**WRITTEN INSTRUCTION**
All lines in which the word "Fermé" occurs are to be extracted.

++++ DATA EXCERPTS

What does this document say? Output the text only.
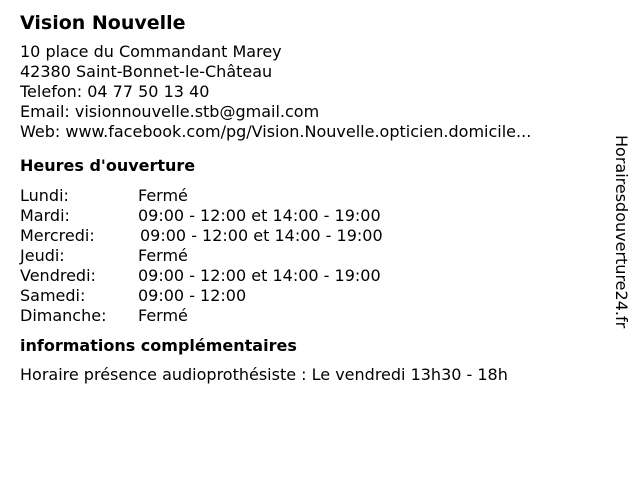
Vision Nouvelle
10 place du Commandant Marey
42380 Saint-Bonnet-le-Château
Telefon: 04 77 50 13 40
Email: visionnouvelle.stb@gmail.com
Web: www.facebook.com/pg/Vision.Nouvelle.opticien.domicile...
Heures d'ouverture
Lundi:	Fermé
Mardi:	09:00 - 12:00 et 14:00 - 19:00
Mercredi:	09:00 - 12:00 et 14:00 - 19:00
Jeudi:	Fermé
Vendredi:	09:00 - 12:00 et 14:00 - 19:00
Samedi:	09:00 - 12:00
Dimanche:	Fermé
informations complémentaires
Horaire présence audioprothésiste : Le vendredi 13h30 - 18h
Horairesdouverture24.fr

++++++++

**REPLY TO THE EXERCISE**
Lundi:	Fermé
Jeudi:	Fermé
Dimanche:	Fermé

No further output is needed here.